**REQUIRED TASK:**
Please restate the following records word for word.

**DATA LINES:**
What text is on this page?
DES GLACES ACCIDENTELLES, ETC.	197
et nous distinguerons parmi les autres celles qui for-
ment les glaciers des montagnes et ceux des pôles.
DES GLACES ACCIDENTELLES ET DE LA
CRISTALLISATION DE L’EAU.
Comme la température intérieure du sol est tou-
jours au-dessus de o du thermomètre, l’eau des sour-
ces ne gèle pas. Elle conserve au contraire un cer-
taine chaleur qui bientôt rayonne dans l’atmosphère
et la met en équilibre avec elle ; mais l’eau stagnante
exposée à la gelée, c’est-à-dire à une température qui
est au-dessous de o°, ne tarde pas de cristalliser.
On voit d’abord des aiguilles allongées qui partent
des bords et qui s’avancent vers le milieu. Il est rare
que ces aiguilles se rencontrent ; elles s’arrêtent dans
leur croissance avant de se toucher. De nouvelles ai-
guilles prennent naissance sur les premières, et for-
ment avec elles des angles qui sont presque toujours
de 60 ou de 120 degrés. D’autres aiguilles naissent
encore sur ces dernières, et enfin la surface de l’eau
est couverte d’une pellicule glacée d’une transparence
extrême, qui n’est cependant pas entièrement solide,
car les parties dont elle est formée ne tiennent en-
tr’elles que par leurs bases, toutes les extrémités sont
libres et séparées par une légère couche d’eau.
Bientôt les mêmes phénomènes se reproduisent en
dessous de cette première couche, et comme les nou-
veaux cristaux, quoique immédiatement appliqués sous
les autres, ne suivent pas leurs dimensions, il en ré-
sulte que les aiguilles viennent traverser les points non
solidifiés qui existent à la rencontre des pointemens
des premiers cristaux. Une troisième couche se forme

**FINAL RESULT:**
What text is on this page?
DES GLACES ACCIDENTELLES, ETC.	197
et nous distinguerons parmi les autres celles qui for-
ment les glaciers des montagnes et ceux des pôles.
DES GLACES ACCIDENTELLES ET DE LA
CRISTALLISATION DE L’EAU.
Comme la température intérieure du sol est tou-
jours au-dessus de o du thermomètre, l’eau des sour-
ces ne gèle pas. Elle conserve au contraire un cer-
taine chaleur qui bientôt rayonne dans l’atmosphère
et la met en équilibre avec elle ; mais l’eau stagnante
exposée à la gelée, c’est-à-dire à une température qui
est au-dessous de o°, ne tarde pas de cristalliser.
On voit d’abord des aiguilles allongées qui partent
des bords et qui s’avancent vers le milieu. Il est rare
que ces aiguilles se rencontrent ; elles s’arrêtent dans
leur croissance avant de se toucher. De nouvelles ai-
guilles prennent naissance sur les premières, et for-
ment avec elles des angles qui sont presque toujours
de 60 ou de 120 degrés. D’autres aiguilles naissent
encore sur ces dernières, et enfin la surface de l’eau
est couverte d’une pellicule glacée d’une transparence
extrême, qui n’est cependant pas entièrement solide,
car les parties dont elle est formée ne tiennent en-
tr’elles que par leurs bases, toutes les extrémités sont
libres et séparées par une légère couche d’eau.
Bientôt les mêmes phénomènes se reproduisent en
dessous de cette première couche, et comme les nou-
veaux cristaux, quoique immédiatement appliqués sous
les autres, ne suivent pas leurs dimensions, il en ré-
sulte que les aiguilles viennent traverser les points non
solidifiés qui existent à la rencontre des pointemens
des premiers cristaux. Une troisième couche se forme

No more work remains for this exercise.